***** The records *****
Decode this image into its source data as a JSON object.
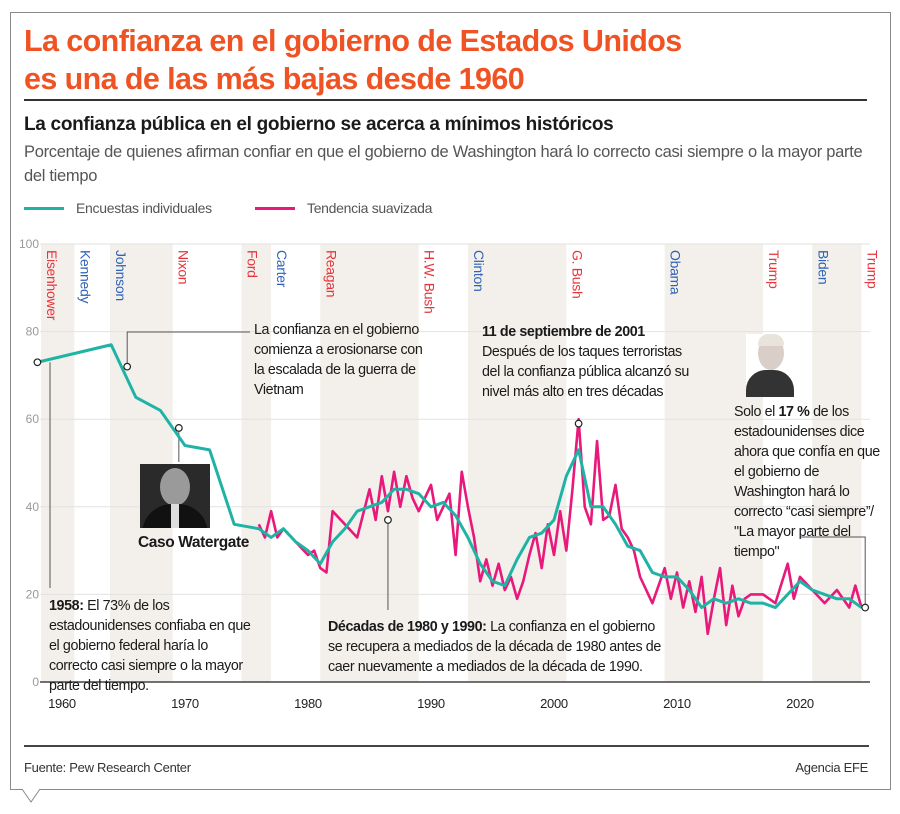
{
  "header": {
    "title_line1": "La confianza en el gobierno de Estados Unidos",
    "title_line2": "es una de las más bajas desde 1960",
    "subtitle": "La confianza pública en el gobierno se acerca a mínimos históricos",
    "description": "Porcentaje de quienes afirman confiar en que el gobierno de Washington hará lo correcto casi siempre o la mayor parte del tiempo"
  },
  "colors": {
    "title": "#f05323",
    "teal": "#1fb3a6",
    "pink": "#e8197a",
    "republican": "#e8343c",
    "democrat": "#2f63b8",
    "band": "#f3f0eb"
  },
  "chart_data": {
    "type": "line",
    "xlim": [
      1958,
      2026
    ],
    "ylim": [
      0,
      100
    ],
    "yticks": [
      0,
      20,
      40,
      60,
      80,
      100
    ],
    "xticks": [
      1960,
      1970,
      1980,
      1990,
      2000,
      2010,
      2020
    ],
    "grid": true,
    "legend_position": "top-left",
    "series": [
      {
        "name": "Encuestas individuales",
        "color": "#1fb3a6",
        "points": [
          [
            1958,
            73
          ],
          [
            1964,
            77
          ],
          [
            1966,
            65
          ],
          [
            1968,
            62
          ],
          [
            1970,
            54
          ],
          [
            1972,
            53
          ],
          [
            1974,
            36
          ],
          [
            1976,
            35
          ],
          [
            1977,
            33
          ],
          [
            1978,
            35
          ],
          [
            1979,
            32
          ],
          [
            1980,
            30
          ],
          [
            1981,
            27
          ],
          [
            1982,
            32
          ],
          [
            1983,
            35
          ],
          [
            1984,
            39
          ],
          [
            1985,
            40
          ],
          [
            1986,
            41
          ],
          [
            1987,
            44
          ],
          [
            1988,
            44
          ],
          [
            1989,
            43
          ],
          [
            1990,
            40
          ],
          [
            1991,
            41
          ],
          [
            1992,
            38
          ],
          [
            1993,
            33
          ],
          [
            1994,
            27
          ],
          [
            1995,
            23
          ],
          [
            1996,
            22
          ],
          [
            1997,
            28
          ],
          [
            1998,
            33
          ],
          [
            1999,
            34
          ],
          [
            2000,
            37
          ],
          [
            2001,
            47
          ],
          [
            2002,
            53
          ],
          [
            2003,
            40
          ],
          [
            2004,
            40
          ],
          [
            2005,
            36
          ],
          [
            2006,
            31
          ],
          [
            2007,
            30
          ],
          [
            2008,
            25
          ],
          [
            2009,
            24
          ],
          [
            2010,
            24
          ],
          [
            2011,
            21
          ],
          [
            2012,
            17
          ],
          [
            2013,
            19
          ],
          [
            2014,
            18
          ],
          [
            2015,
            19
          ],
          [
            2016,
            18
          ],
          [
            2017,
            18
          ],
          [
            2018,
            17
          ],
          [
            2019,
            20
          ],
          [
            2020,
            23
          ],
          [
            2021,
            21
          ],
          [
            2022,
            20
          ],
          [
            2023,
            19
          ],
          [
            2024,
            19
          ],
          [
            2025,
            17
          ]
        ]
      },
      {
        "name": "Tendencia suavizada",
        "color": "#e8197a",
        "points": [
          [
            1976,
            36
          ],
          [
            1976.5,
            33
          ],
          [
            1977,
            39
          ],
          [
            1977.5,
            33
          ],
          [
            1978,
            35
          ],
          [
            1979,
            32
          ],
          [
            1980,
            29
          ],
          [
            1980.5,
            30
          ],
          [
            1981,
            26
          ],
          [
            1981.5,
            25
          ],
          [
            1982,
            39
          ],
          [
            1983,
            36
          ],
          [
            1984,
            33
          ],
          [
            1985,
            44
          ],
          [
            1985.5,
            37
          ],
          [
            1986,
            47
          ],
          [
            1986.5,
            39
          ],
          [
            1987,
            48
          ],
          [
            1987.5,
            40
          ],
          [
            1988,
            47
          ],
          [
            1988.5,
            42
          ],
          [
            1989,
            39
          ],
          [
            1990,
            45
          ],
          [
            1990.5,
            37
          ],
          [
            1991,
            40
          ],
          [
            1991.5,
            43
          ],
          [
            1992,
            29
          ],
          [
            1992.5,
            48
          ],
          [
            1993,
            40
          ],
          [
            1993.5,
            33
          ],
          [
            1994,
            23
          ],
          [
            1994.5,
            28
          ],
          [
            1995,
            22
          ],
          [
            1995.5,
            27
          ],
          [
            1996,
            21
          ],
          [
            1996.5,
            24
          ],
          [
            1997,
            19
          ],
          [
            1997.5,
            23
          ],
          [
            1998,
            29
          ],
          [
            1998.5,
            34
          ],
          [
            1999,
            26
          ],
          [
            1999.5,
            36
          ],
          [
            2000,
            29
          ],
          [
            2000.5,
            39
          ],
          [
            2001,
            30
          ],
          [
            2001.5,
            44
          ],
          [
            2002,
            60
          ],
          [
            2002.5,
            40
          ],
          [
            2003,
            36
          ],
          [
            2003.5,
            55
          ],
          [
            2004,
            37
          ],
          [
            2004.5,
            38
          ],
          [
            2005,
            45
          ],
          [
            2005.5,
            35
          ],
          [
            2006,
            33
          ],
          [
            2006.5,
            30
          ],
          [
            2007,
            24
          ],
          [
            2008,
            18
          ],
          [
            2009,
            26
          ],
          [
            2009.5,
            19
          ],
          [
            2010,
            25
          ],
          [
            2010.5,
            17
          ],
          [
            2011,
            23
          ],
          [
            2011.5,
            16
          ],
          [
            2012,
            24
          ],
          [
            2012.5,
            11
          ],
          [
            2013,
            19
          ],
          [
            2013.5,
            26
          ],
          [
            2014,
            13
          ],
          [
            2014.5,
            22
          ],
          [
            2015,
            15
          ],
          [
            2015.5,
            19
          ],
          [
            2016,
            20
          ],
          [
            2017,
            20
          ],
          [
            2018,
            18
          ],
          [
            2019,
            27
          ],
          [
            2019.5,
            19
          ],
          [
            2020,
            24
          ],
          [
            2022,
            18
          ],
          [
            2023,
            21
          ],
          [
            2024,
            17
          ],
          [
            2024.5,
            22
          ],
          [
            2025,
            17
          ]
        ]
      }
    ],
    "presidents": [
      {
        "name": "Eisenhower",
        "party": "R",
        "start": 1958.3,
        "end": 1961,
        "shaded": true
      },
      {
        "name": "Kennedy",
        "party": "D",
        "start": 1961,
        "end": 1963.9,
        "shaded": false
      },
      {
        "name": "Johnson",
        "party": "D",
        "start": 1963.9,
        "end": 1969,
        "shaded": true
      },
      {
        "name": "Nixon",
        "party": "R",
        "start": 1969,
        "end": 1974.6,
        "shaded": false
      },
      {
        "name": "Ford",
        "party": "R",
        "start": 1974.6,
        "end": 1977,
        "shaded": true
      },
      {
        "name": "Carter",
        "party": "D",
        "start": 1977,
        "end": 1981,
        "shaded": false
      },
      {
        "name": "Reagan",
        "party": "R",
        "start": 1981,
        "end": 1989,
        "shaded": true
      },
      {
        "name": "H.W. Bush",
        "party": "R",
        "start": 1989,
        "end": 1993,
        "shaded": false
      },
      {
        "name": "Clinton",
        "party": "D",
        "start": 1993,
        "end": 2001,
        "shaded": true
      },
      {
        "name": "G. Bush",
        "party": "R",
        "start": 2001,
        "end": 2009,
        "shaded": false
      },
      {
        "name": "Obama",
        "party": "D",
        "start": 2009,
        "end": 2017,
        "shaded": true
      },
      {
        "name": "Trump",
        "party": "R",
        "start": 2017,
        "end": 2021,
        "shaded": false
      },
      {
        "name": "Biden",
        "party": "D",
        "start": 2021,
        "end": 2025,
        "shaded": true
      },
      {
        "name": "Trump",
        "party": "R",
        "start": 2025,
        "end": 2026.5,
        "shaded": false
      }
    ],
    "markers": [
      [
        1958,
        73
      ],
      [
        1965.3,
        72
      ],
      [
        1969.5,
        58
      ],
      [
        1986.5,
        37
      ],
      [
        2002,
        59
      ],
      [
        2025.3,
        17
      ]
    ]
  },
  "annotations": {
    "a1958_bold": "1958:",
    "a1958_text": " El 73% de los estadounidenses confiaba en que el gobierno federal haría lo correcto casi siempre o la mayor parte del tiempo.",
    "vietnam": "La confianza en el gobierno comienza a erosionarse con la escalada de la guerra de Vietnam",
    "watergate": "Caso Watergate",
    "decadas_bold": "Décadas de 1980 y 1990:",
    "decadas_text": " La confianza en el gobierno se recupera a mediados de la década de 1980 antes de caer nuevamente a mediados de la década de 1990.",
    "sept_bold": "11 de septiembre de 2001",
    "sept_text": "Después de los taques terroristas del la confianza pública alcanzó su nivel más alto en tres décadas",
    "now_pre": "Solo el ",
    "now_bold": "17 %",
    "now_text": " de los estadounidenses dice ahora que confía en que el gobierno de Washington hará lo correcto “casi siempre”/ \"La mayor parte del tiempo\""
  },
  "footer": {
    "source": "Fuente: Pew Research Center",
    "agency": "Agencia EFE"
  }
}
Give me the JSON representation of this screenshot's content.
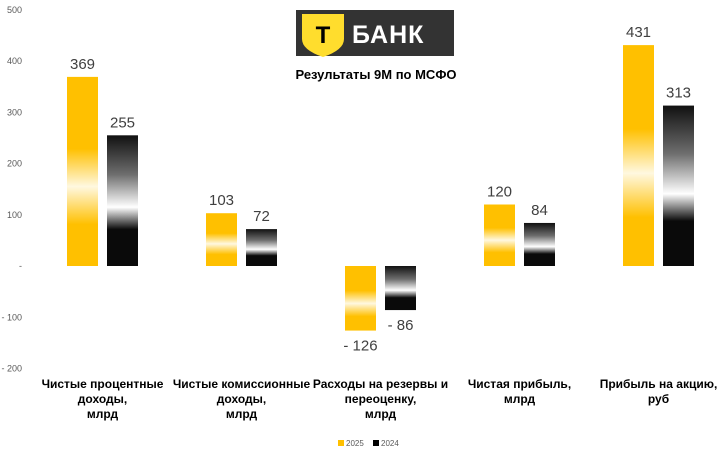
{
  "logo": {
    "shield_letter": "Т",
    "text": "БАНК",
    "colors": {
      "shield": "#FFDD2D",
      "background": "#333333",
      "text": "#FFFFFF"
    }
  },
  "chart_data": {
    "type": "bar",
    "title": "Результаты 9М по МСФО",
    "categories": [
      [
        "Чистые процентные",
        "доходы,",
        "млрд"
      ],
      [
        "Чистые комиссионные",
        "доходы,",
        "млрд"
      ],
      [
        "Расходы на резервы и",
        "переоценку,",
        "млрд"
      ],
      [
        "Чистая прибыль,",
        "млрд"
      ],
      [
        "Прибыль на акцию,",
        "руб"
      ]
    ],
    "series": [
      {
        "name": "2025",
        "values": [
          369,
          103,
          -126,
          120,
          431
        ],
        "labels": [
          "369",
          "103",
          "- 126",
          "120",
          "431"
        ],
        "color": "#FFC000"
      },
      {
        "name": "2024",
        "values": [
          255,
          72,
          -86,
          84,
          313
        ],
        "labels": [
          "255",
          "72",
          "- 86",
          "84",
          "313"
        ],
        "color": "#000000"
      }
    ],
    "y_ticks": [
      {
        "value": 500,
        "label": "500"
      },
      {
        "value": 400,
        "label": "400"
      },
      {
        "value": 300,
        "label": "300"
      },
      {
        "value": 200,
        "label": "200"
      },
      {
        "value": 100,
        "label": "100"
      },
      {
        "value": 0,
        "label": "-"
      },
      {
        "value": -100,
        "label": "- 100"
      },
      {
        "value": -200,
        "label": "- 200"
      }
    ],
    "ylim": [
      -200,
      500
    ],
    "grid": false,
    "legend_position": "bottom"
  }
}
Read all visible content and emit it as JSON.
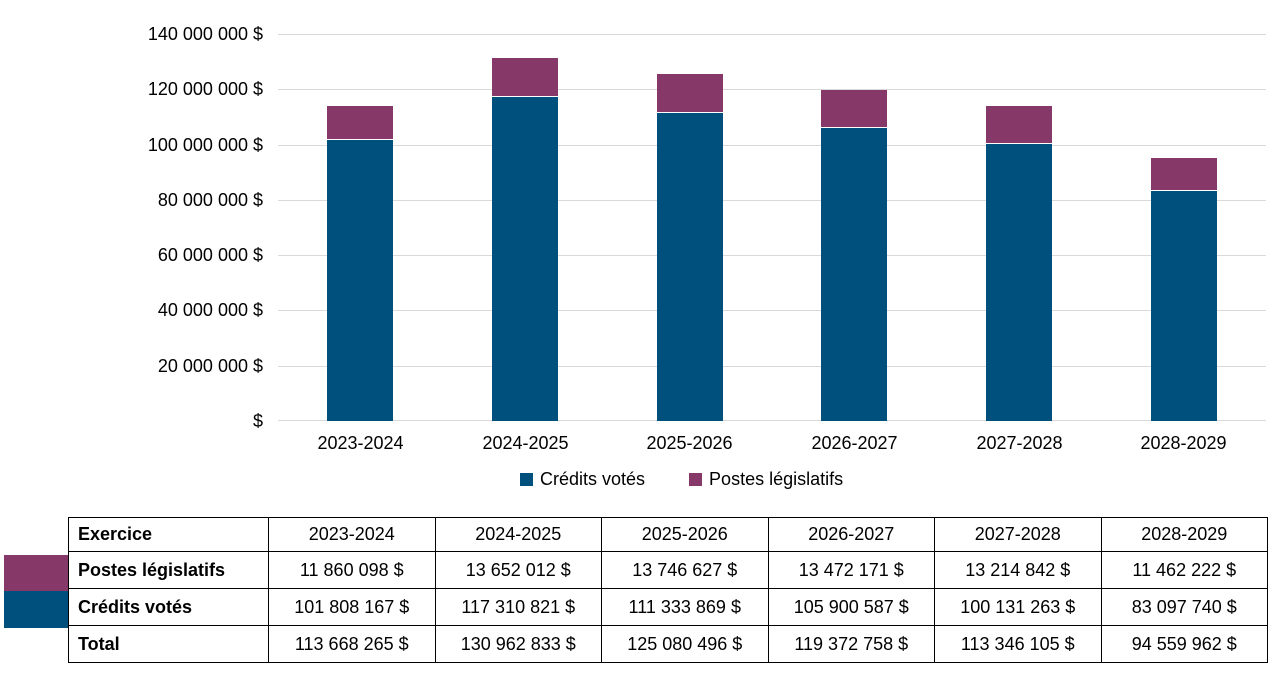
{
  "chart_data": {
    "type": "bar",
    "stacked": true,
    "title": "",
    "xlabel": "",
    "ylabel": "",
    "categories": [
      "2023-2024",
      "2024-2025",
      "2025-2026",
      "2026-2027",
      "2027-2028",
      "2028-2029"
    ],
    "series": [
      {
        "name": "Crédits votés",
        "color": "#00507E",
        "values": [
          101808167,
          117310821,
          111333869,
          105900587,
          100131263,
          83097740
        ]
      },
      {
        "name": "Postes législatifs",
        "color": "#863968",
        "values": [
          11860098,
          13652012,
          13746627,
          13472171,
          13214842,
          11462222
        ]
      }
    ],
    "totals": [
      113668265,
      130962833,
      125080496,
      119372758,
      113346105,
      94559962
    ],
    "ylim": [
      0,
      140000000
    ],
    "y_tick_step": 20000000,
    "y_tick_labels": [
      "140 000 000 $",
      "120 000 000 $",
      "100 000 000 $",
      "80 000 000 $",
      "60 000 000 $",
      "40 000 000 $",
      "20 000 000 $",
      "$"
    ],
    "grid": true,
    "gridline_color": "#D9D9D9",
    "legend_position": "bottom"
  },
  "table": {
    "header": [
      "Exercice",
      "2023-2024",
      "2024-2025",
      "2025-2026",
      "2026-2027",
      "2027-2028",
      "2028-2029"
    ],
    "rows": [
      {
        "label": "Postes législatifs",
        "swatch": "#863968",
        "values": [
          "11 860 098 $",
          "13 652 012 $",
          "13 746 627 $",
          "13 472 171 $",
          "13 214 842 $",
          "11 462 222 $"
        ]
      },
      {
        "label": "Crédits votés",
        "swatch": "#00507E",
        "values": [
          "101 808 167 $",
          "117 310 821 $",
          "111 333 869 $",
          "105 900 587 $",
          "100 131 263 $",
          "83 097 740 $"
        ]
      },
      {
        "label": "Total",
        "swatch": null,
        "values": [
          "113 668 265 $",
          "130 962 833 $",
          "125 080 496 $",
          "119 372 758 $",
          "113 346 105 $",
          "94 559 962 $"
        ]
      }
    ]
  }
}
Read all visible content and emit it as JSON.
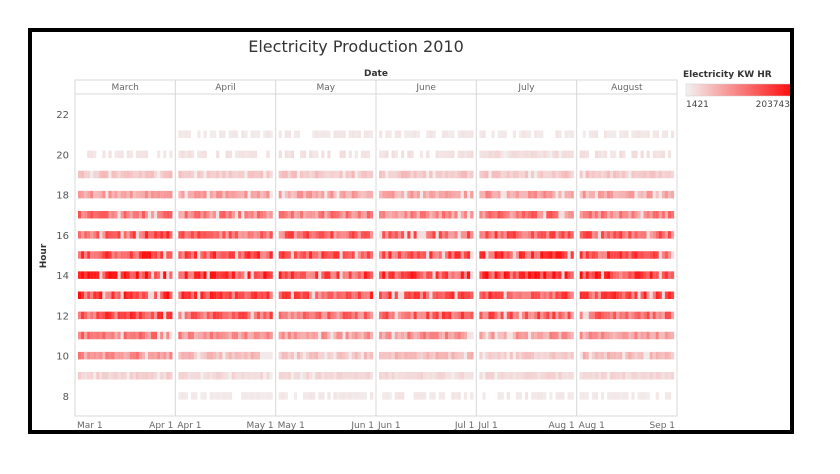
{
  "chart_data": {
    "type": "heatmap",
    "title": "Electricity Production 2010",
    "xlabel": "Date",
    "ylabel": "Hour",
    "months": [
      "March",
      "April",
      "May",
      "June",
      "July",
      "August"
    ],
    "month_start_labels": [
      "Mar 1",
      "Apr 1",
      "May 1",
      "Jun 1",
      "Jul 1",
      "Aug 1"
    ],
    "month_end_labels": [
      "Apr 1",
      "May 1",
      "Jun 1",
      "Jul 1",
      "Aug 1",
      "Sep 1"
    ],
    "days_in_month": [
      31,
      30,
      31,
      30,
      31,
      31
    ],
    "y_ticks": [
      8,
      10,
      12,
      14,
      16,
      18,
      20,
      22
    ],
    "ylim": [
      7,
      23
    ],
    "hours": [
      8,
      9,
      10,
      11,
      12,
      13,
      14,
      15,
      16,
      17,
      18,
      19,
      20,
      21
    ],
    "legend": {
      "title": "Electricity KW HR",
      "min": 1421,
      "max": 203743,
      "min_label": "1421",
      "max_label": "203743",
      "low_color": "#f2f2f2",
      "high_color": "#ff0d0d"
    },
    "hourly_intensity": {
      "8": [
        0,
        0.04,
        0.05,
        0.05,
        0.05,
        0.04
      ],
      "9": [
        0.15,
        0.12,
        0.12,
        0.12,
        0.12,
        0.12
      ],
      "10": [
        0.45,
        0.25,
        0.22,
        0.25,
        0.18,
        0.25
      ],
      "11": [
        0.55,
        0.45,
        0.4,
        0.45,
        0.4,
        0.4
      ],
      "12": [
        0.75,
        0.65,
        0.6,
        0.65,
        0.65,
        0.6
      ],
      "13": [
        0.8,
        0.75,
        0.7,
        0.7,
        0.75,
        0.72
      ],
      "14": [
        0.85,
        0.78,
        0.75,
        0.75,
        0.8,
        0.78
      ],
      "15": [
        0.8,
        0.72,
        0.7,
        0.7,
        0.75,
        0.72
      ],
      "16": [
        0.7,
        0.62,
        0.65,
        0.62,
        0.65,
        0.65
      ],
      "17": [
        0.55,
        0.5,
        0.5,
        0.45,
        0.55,
        0.5
      ],
      "18": [
        0.38,
        0.35,
        0.35,
        0.35,
        0.4,
        0.35
      ],
      "19": [
        0.2,
        0.18,
        0.2,
        0.2,
        0.2,
        0.2
      ],
      "20": [
        0.06,
        0.08,
        0.08,
        0.08,
        0.1,
        0.08
      ],
      "21": [
        0,
        0.05,
        0.05,
        0.05,
        0.05,
        0.05
      ]
    }
  }
}
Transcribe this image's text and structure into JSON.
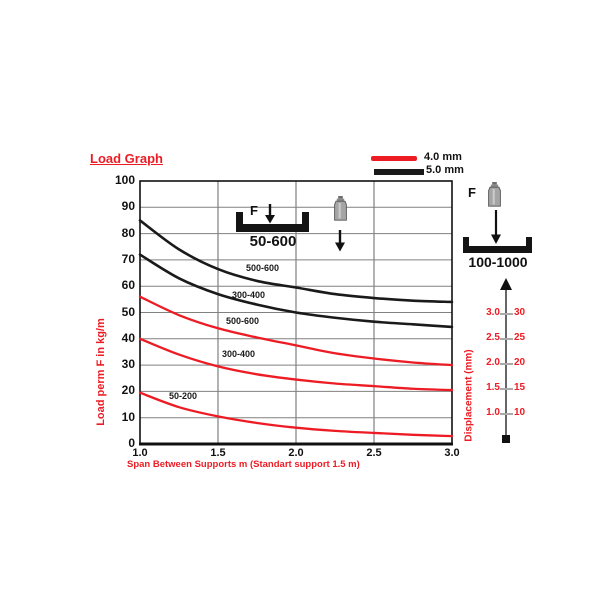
*****
Written request:
Extract every line above that contains the word "gobierno".

Full solution:
    "title_line1": "La confianza en el gobierno de Estados Unidos",
    "subtitle": "La confianza pública en el gobierno se acerca a mínimos históricos",
    "description": "Porcentaje de quienes afirman confiar en que el gobierno de Washington hará lo correcto casi siempre o la mayor parte del tiempo"
    "a1958_text": " El 73% de los estadounidenses confiaba en que el gobierno federal haría lo correcto casi siempre o la mayor parte del tiempo.",
    "vietnam": "La confianza en el gobierno comienza a erosionarse con la escalada de la guerra de Vietnam",
    "decadas_text": " La confianza en el gobierno se recupera a mediados de la década de 1980 antes de caer nuevamente a mediados de la década de 1990.",
    "now_text": " de los estadounidenses dice ahora que confía en que el gobierno de Washington hará lo correcto “casi siempre”/ \"La mayor parte del tiempo\""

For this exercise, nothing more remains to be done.